**Written instruction:** Out of all the lines below, count those with the word "Pixels". Give the number only.

**Entries shown:**
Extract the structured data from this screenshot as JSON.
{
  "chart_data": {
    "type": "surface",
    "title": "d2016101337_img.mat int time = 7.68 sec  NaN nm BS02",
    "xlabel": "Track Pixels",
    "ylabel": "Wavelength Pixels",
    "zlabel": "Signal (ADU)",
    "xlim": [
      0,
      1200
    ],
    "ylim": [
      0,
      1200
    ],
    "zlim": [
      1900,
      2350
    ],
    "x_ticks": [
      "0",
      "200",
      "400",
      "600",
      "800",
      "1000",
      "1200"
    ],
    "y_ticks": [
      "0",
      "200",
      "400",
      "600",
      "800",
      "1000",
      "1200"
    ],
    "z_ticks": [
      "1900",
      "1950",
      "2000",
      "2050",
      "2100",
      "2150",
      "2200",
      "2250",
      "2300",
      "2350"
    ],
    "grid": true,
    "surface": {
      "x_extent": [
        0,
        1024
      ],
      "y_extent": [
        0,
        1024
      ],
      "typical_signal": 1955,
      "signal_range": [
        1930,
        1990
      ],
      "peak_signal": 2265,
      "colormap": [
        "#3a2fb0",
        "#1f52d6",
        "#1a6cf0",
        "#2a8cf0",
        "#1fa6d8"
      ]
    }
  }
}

**Output for this exercise:** 2